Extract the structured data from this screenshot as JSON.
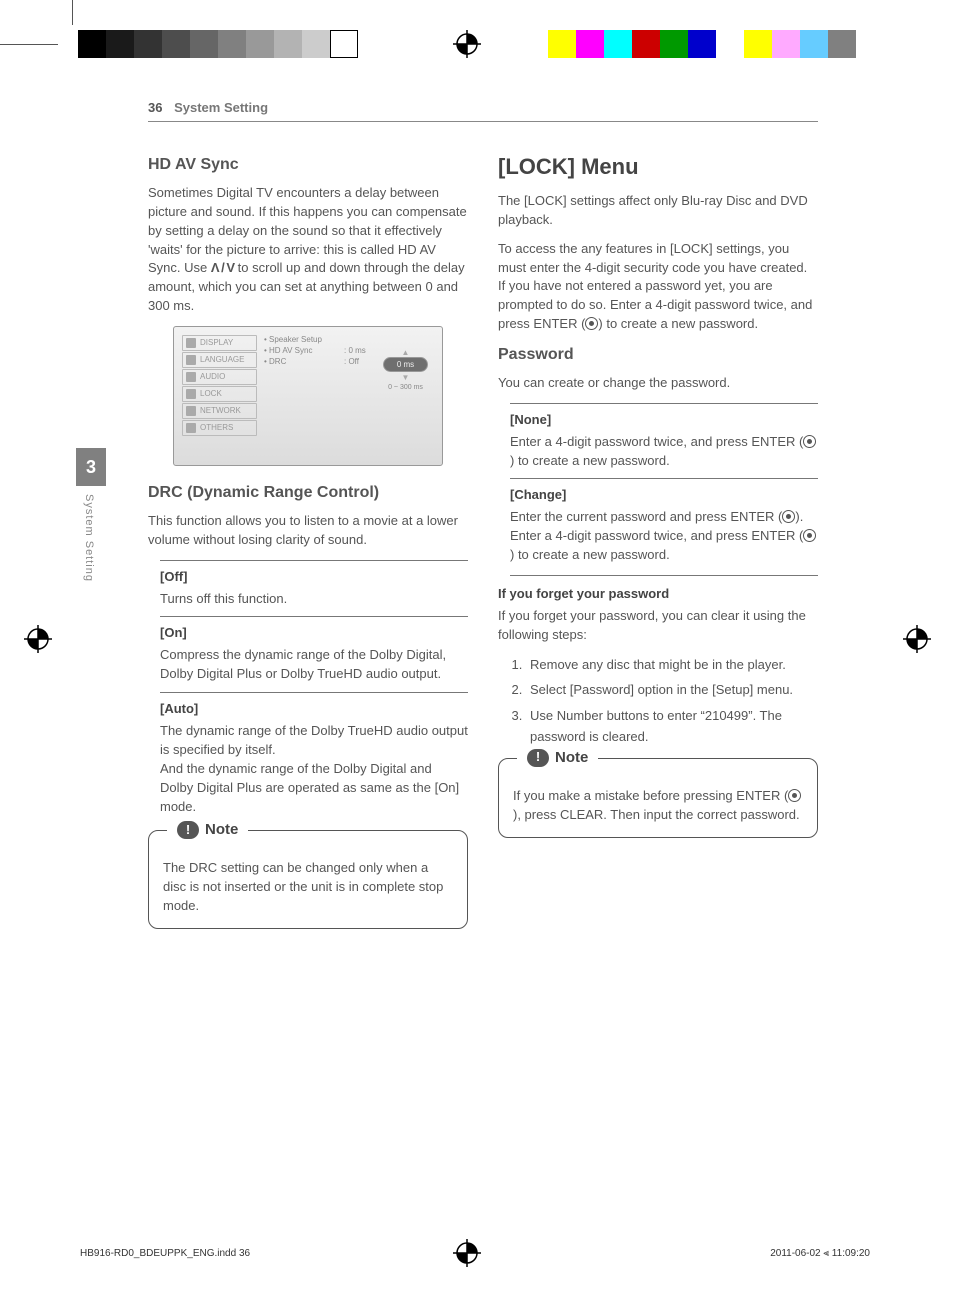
{
  "registration_bars": {
    "left_gray": {
      "widths": [
        28,
        28,
        28,
        28,
        28,
        28,
        28,
        28,
        28,
        28
      ],
      "colors": [
        "#000000",
        "#1a1a1a",
        "#333333",
        "#4d4d4d",
        "#666666",
        "#808080",
        "#999999",
        "#b3b3b3",
        "#cccccc",
        "#ffffff"
      ]
    },
    "right_color": {
      "widths": [
        28,
        28,
        28,
        28,
        28,
        28,
        28,
        28,
        28,
        28,
        28
      ],
      "colors": [
        "#ffff00",
        "#ff00ff",
        "#00ffff",
        "#cc0000",
        "#009900",
        "#0000cc",
        "#ffffff",
        "#ffff00",
        "#ffaaff",
        "#66ccff",
        "#808080"
      ]
    }
  },
  "page_header": {
    "page_number": "36",
    "section": "System Setting"
  },
  "side_tab": {
    "number": "3",
    "label": "System Setting"
  },
  "left_col": {
    "hdav": {
      "title": "HD AV Sync",
      "body_prefix": "Sometimes Digital TV encounters a delay between picture and sound. If this happens you can compensate by setting a delay on the sound so that it effectively 'waits' for the picture to arrive: this is called HD AV Sync. Use ",
      "body_updown": "Λ / V",
      "body_suffix": " to scroll up and down through the delay amount, which you can set at anything between 0 and 300 ms."
    },
    "scr": {
      "menu": [
        "DISPLAY",
        "LANGUAGE",
        "AUDIO",
        "LOCK",
        "NETWORK",
        "OTHERS"
      ],
      "items": [
        "• Speaker Setup",
        "• HD AV Sync",
        "• DRC"
      ],
      "item_vals": [
        "",
        ": 0 ms",
        ": Off"
      ],
      "oval": "0 ms",
      "range": "0 ~ 300 ms"
    },
    "drc": {
      "title": "DRC (Dynamic Range Control)",
      "body": "This function allows you to listen to a movie at a lower volume without losing clarity of sound.",
      "off": {
        "title": "[Off]",
        "text": "Turns off this function."
      },
      "on": {
        "title": "[On]",
        "text": "Compress the dynamic range of the Dolby Digital, Dolby Digital Plus or Dolby TrueHD audio output."
      },
      "auto": {
        "title": "[Auto]",
        "text": "The dynamic range of the Dolby TrueHD audio output is specified by itself.\nAnd the dynamic range of the Dolby Digital and Dolby Digital Plus are operated as same as the [On] mode."
      }
    },
    "note": {
      "label": "Note",
      "text": "The DRC setting can be changed only when a disc is not inserted or the unit is in complete stop mode."
    }
  },
  "right_col": {
    "lock": {
      "title": "[LOCK] Menu",
      "p1": "The [LOCK] settings affect only Blu-ray Disc and DVD playback.",
      "p2": "To access the any features in [LOCK] settings, you must enter the 4-digit security code you have created.",
      "p3_a": "If you have not entered a password yet, you are prompted to do so. Enter a 4-digit password twice, and press ENTER (",
      "p3_b": ") to create a new password."
    },
    "password": {
      "title": "Password",
      "intro": "You can create or change the password.",
      "none": {
        "title": "[None]",
        "t1": "Enter a 4-digit password twice, and press ENTER (",
        "t2": ") to create a new password."
      },
      "change": {
        "title": "[Change]",
        "t1": "Enter the current password and press ENTER (",
        "t2": "). Enter a 4-digit password twice, and press ENTER (",
        "t3": ") to create a new password."
      }
    },
    "forget": {
      "title": "If you forget your password",
      "intro": "If you forget your password, you can clear it using the following steps:",
      "steps": [
        "Remove any disc that might be in the player.",
        "Select [Password] option in the [Setup] menu.",
        "Use Number buttons to enter “210499”. The password is cleared."
      ]
    },
    "note": {
      "label": "Note",
      "t1": "If you make a mistake before pressing ENTER (",
      "t2": "), press CLEAR. Then input the correct password."
    }
  },
  "footer": {
    "left": "HB916-RD0_BDEUPPK_ENG.indd   36",
    "right": "2011-06-02   ⫷ 11:09:20"
  }
}
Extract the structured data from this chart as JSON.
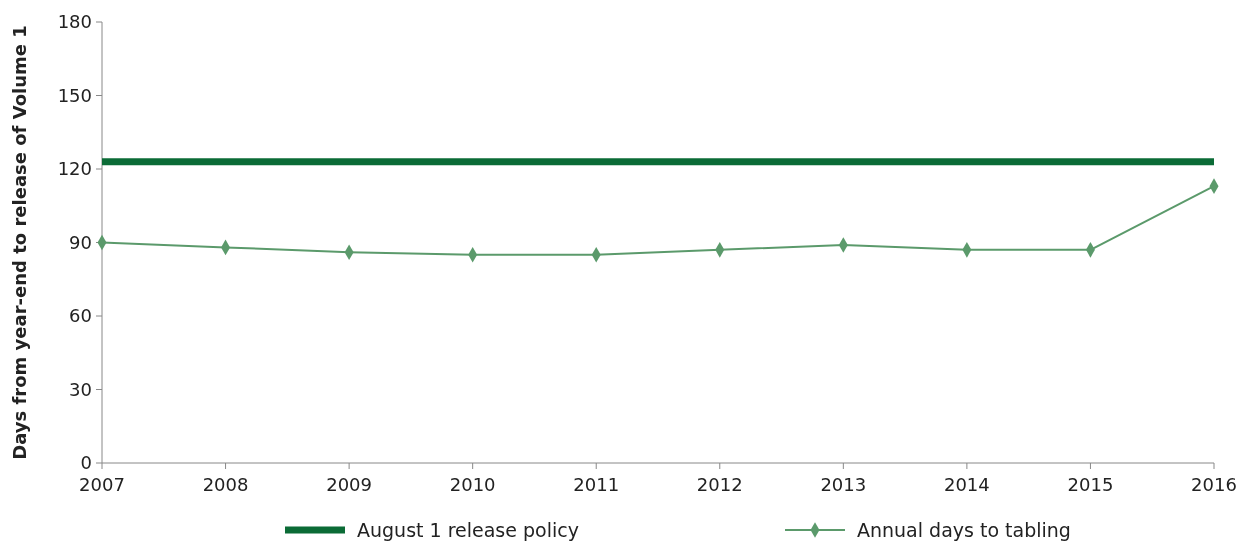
{
  "chart_data": {
    "type": "line",
    "ylabel": "Days from year-end to release of Volume 1",
    "x": [
      2007,
      2008,
      2009,
      2010,
      2011,
      2012,
      2013,
      2014,
      2015,
      2016
    ],
    "xlim": [
      2007,
      2016
    ],
    "xticks": [
      2007,
      2008,
      2009,
      2010,
      2011,
      2012,
      2013,
      2014,
      2015,
      2016
    ],
    "ylim": [
      0,
      180
    ],
    "yticks": [
      0,
      30,
      60,
      90,
      120,
      150,
      180
    ],
    "series": [
      {
        "name": "August 1 release policy",
        "color": "#0b6b36",
        "marker": "none",
        "values": [
          123,
          123,
          123,
          123,
          123,
          123,
          123,
          123,
          123,
          123
        ]
      },
      {
        "name": "Annual days to tabling",
        "color": "#5b9a6b",
        "marker": "diamond",
        "values": [
          90,
          88,
          86,
          85,
          85,
          87,
          89,
          87,
          87,
          113
        ]
      }
    ],
    "grid": false,
    "legend": "bottom"
  }
}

**What is being asked**
Pick out the lines that have the word "from". Copy them all.

**Result below**
Extract the structured data from this screenshot as JSON.
Extract the structured data from this chart as JSON.
    "ylabel": "Days from year-end to release of Volume 1",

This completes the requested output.